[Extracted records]
====================

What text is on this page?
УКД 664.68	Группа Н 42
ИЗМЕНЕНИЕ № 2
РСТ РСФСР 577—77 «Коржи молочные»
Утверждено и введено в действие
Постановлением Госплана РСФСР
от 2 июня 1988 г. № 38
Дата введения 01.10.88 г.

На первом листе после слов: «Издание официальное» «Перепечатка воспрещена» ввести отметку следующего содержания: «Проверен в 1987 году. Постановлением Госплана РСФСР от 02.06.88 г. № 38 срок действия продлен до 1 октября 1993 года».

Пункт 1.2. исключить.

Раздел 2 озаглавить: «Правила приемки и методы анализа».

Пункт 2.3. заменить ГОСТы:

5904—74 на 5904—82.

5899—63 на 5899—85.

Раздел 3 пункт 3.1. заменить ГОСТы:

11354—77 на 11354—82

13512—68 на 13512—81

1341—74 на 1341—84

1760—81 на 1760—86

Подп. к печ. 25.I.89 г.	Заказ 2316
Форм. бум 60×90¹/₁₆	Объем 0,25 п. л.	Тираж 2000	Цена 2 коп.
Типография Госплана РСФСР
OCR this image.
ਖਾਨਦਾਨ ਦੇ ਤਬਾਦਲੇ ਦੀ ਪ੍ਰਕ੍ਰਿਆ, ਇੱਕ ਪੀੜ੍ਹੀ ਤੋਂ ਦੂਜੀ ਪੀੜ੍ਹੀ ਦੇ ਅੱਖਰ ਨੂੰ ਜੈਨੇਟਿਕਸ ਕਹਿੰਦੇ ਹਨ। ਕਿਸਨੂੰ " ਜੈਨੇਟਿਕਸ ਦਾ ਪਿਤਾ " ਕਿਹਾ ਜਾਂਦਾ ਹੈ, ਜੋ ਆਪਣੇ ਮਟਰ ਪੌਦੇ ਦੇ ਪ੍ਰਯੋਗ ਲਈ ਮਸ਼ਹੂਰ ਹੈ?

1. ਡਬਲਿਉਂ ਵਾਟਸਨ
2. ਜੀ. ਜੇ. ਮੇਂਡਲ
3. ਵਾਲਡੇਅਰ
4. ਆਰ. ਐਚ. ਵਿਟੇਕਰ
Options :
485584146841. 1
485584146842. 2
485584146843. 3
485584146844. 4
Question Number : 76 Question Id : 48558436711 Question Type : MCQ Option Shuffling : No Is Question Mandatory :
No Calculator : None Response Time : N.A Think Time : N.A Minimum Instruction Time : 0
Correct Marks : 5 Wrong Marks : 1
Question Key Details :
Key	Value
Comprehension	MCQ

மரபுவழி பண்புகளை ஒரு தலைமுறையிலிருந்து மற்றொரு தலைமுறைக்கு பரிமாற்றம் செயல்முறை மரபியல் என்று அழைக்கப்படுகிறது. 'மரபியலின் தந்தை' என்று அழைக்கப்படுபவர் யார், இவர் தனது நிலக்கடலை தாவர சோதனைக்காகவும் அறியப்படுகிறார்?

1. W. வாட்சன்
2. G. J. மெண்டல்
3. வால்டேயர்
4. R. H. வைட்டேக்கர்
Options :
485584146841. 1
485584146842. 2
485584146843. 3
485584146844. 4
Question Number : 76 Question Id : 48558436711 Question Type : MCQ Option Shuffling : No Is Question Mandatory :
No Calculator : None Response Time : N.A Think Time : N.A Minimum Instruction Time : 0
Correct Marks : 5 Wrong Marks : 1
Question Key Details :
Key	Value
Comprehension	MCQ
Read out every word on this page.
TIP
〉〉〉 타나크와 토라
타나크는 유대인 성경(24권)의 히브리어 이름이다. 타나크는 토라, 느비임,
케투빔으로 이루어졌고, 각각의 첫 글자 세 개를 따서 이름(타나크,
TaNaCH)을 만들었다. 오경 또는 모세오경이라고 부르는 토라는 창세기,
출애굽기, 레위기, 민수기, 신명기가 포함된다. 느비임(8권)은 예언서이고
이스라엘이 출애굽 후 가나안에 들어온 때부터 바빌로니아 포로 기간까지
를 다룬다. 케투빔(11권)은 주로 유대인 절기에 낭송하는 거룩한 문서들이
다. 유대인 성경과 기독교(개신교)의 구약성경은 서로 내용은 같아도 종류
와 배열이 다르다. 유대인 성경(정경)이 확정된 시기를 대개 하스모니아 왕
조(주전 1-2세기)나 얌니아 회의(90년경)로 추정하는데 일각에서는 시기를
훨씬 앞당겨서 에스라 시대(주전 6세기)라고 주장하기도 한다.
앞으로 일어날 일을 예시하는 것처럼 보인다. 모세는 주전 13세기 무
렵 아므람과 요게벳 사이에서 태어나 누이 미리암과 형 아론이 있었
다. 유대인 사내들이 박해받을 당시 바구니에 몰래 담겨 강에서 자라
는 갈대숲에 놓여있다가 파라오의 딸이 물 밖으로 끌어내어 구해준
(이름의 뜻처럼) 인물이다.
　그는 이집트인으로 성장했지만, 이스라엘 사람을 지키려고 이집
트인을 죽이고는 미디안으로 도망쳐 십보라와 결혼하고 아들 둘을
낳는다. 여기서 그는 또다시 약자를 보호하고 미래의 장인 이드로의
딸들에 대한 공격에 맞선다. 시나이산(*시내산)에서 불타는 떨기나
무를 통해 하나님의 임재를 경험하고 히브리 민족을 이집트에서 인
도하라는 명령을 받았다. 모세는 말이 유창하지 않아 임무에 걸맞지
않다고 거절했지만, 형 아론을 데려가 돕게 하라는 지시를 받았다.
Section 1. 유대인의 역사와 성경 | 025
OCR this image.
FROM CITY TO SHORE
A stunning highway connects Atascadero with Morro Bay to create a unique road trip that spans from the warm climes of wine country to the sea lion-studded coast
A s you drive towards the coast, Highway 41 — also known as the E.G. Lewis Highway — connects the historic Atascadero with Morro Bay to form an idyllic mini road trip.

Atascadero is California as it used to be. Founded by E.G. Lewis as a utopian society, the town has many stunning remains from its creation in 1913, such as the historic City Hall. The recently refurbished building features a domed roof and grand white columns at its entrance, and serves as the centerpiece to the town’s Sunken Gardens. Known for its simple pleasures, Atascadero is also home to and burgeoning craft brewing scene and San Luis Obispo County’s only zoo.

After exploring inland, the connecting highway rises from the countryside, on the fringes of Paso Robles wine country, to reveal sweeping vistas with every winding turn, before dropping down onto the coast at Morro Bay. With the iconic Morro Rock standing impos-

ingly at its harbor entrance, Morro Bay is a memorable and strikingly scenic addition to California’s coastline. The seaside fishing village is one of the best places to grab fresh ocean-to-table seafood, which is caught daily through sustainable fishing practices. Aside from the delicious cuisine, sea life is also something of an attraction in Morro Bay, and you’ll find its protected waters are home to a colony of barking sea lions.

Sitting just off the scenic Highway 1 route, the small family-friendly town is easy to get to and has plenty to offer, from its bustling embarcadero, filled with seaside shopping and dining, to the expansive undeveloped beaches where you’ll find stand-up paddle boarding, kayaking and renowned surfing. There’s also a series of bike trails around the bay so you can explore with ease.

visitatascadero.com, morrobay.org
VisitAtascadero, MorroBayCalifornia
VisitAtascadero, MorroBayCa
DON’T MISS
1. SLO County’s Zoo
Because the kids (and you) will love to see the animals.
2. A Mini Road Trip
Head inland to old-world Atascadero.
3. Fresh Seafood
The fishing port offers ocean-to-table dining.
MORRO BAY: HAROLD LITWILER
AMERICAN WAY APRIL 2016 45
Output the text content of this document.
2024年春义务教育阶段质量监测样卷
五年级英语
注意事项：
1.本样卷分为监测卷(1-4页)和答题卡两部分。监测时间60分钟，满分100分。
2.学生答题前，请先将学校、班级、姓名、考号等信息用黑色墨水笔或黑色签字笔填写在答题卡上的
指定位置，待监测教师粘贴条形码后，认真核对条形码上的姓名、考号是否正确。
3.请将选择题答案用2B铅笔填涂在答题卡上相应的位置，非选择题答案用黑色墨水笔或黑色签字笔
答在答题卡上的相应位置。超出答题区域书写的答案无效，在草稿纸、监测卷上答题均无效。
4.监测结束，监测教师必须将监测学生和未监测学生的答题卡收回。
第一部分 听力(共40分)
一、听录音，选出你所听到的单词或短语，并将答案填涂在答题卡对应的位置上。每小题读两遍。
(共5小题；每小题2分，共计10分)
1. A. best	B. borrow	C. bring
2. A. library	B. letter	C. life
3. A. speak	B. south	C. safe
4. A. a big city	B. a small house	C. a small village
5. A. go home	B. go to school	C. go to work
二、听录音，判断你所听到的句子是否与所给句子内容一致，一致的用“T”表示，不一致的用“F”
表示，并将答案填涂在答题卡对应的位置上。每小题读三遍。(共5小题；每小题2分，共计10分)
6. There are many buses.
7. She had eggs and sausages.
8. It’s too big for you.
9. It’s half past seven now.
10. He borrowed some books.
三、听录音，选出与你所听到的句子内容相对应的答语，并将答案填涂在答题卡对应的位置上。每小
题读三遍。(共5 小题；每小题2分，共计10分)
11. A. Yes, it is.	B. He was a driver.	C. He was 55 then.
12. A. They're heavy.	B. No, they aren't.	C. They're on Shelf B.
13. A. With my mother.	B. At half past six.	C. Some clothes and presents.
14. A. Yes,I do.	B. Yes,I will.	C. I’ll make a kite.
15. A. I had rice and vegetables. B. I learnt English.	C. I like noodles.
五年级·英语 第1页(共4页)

====================

● **Task requirements**
Begin at the line containing "Output the text content of this document." and reproduce each line through the end of the records above.

● **Written solution**
Output the text content of this document.
2024年春义务教育阶段质量监测样卷
五年级英语
注意事项：
1.本样卷分为监测卷(1-4页)和答题卡两部分。监测时间60分钟，满分100分。
2.学生答题前，请先将学校、班级、姓名、考号等信息用黑色墨水笔或黑色签字笔填写在答题卡上的
指定位置，待监测教师粘贴条形码后，认真核对条形码上的姓名、考号是否正确。
3.请将选择题答案用2B铅笔填涂在答题卡上相应的位置，非选择题答案用黑色墨水笔或黑色签字笔
答在答题卡上的相应位置。超出答题区域书写的答案无效，在草稿纸、监测卷上答题均无效。
4.监测结束，监测教师必须将监测学生和未监测学生的答题卡收回。
第一部分 听力(共40分)
一、听录音，选出你所听到的单词或短语，并将答案填涂在答题卡对应的位置上。每小题读两遍。
(共5小题；每小题2分，共计10分)
1. A. best	B. borrow	C. bring
2. A. library	B. letter	C. life
3. A. speak	B. south	C. safe
4. A. a big city	B. a small house	C. a small village
5. A. go home	B. go to school	C. go to work
二、听录音，判断你所听到的句子是否与所给句子内容一致，一致的用“T”表示，不一致的用“F”
表示，并将答案填涂在答题卡对应的位置上。每小题读三遍。(共5小题；每小题2分，共计10分)
6. There are many buses.
7. She had eggs and sausages.
8. It’s too big for you.
9. It’s half past seven now.
10. He borrowed some books.
三、听录音，选出与你所听到的句子内容相对应的答语，并将答案填涂在答题卡对应的位置上。每小
题读三遍。(共5 小题；每小题2分，共计10分)
11. A. Yes, it is.	B. He was a driver.	C. He was 55 then.
12. A. They're heavy.	B. No, they aren't.	C. They're on Shelf B.
13. A. With my mother.	B. At half past six.	C. Some clothes and presents.
14. A. Yes,I do.	B. Yes,I will.	C. I’ll make a kite.
15. A. I had rice and vegetables. B. I learnt English.	C. I like noodles.
五年级·英语 第1页(共4页)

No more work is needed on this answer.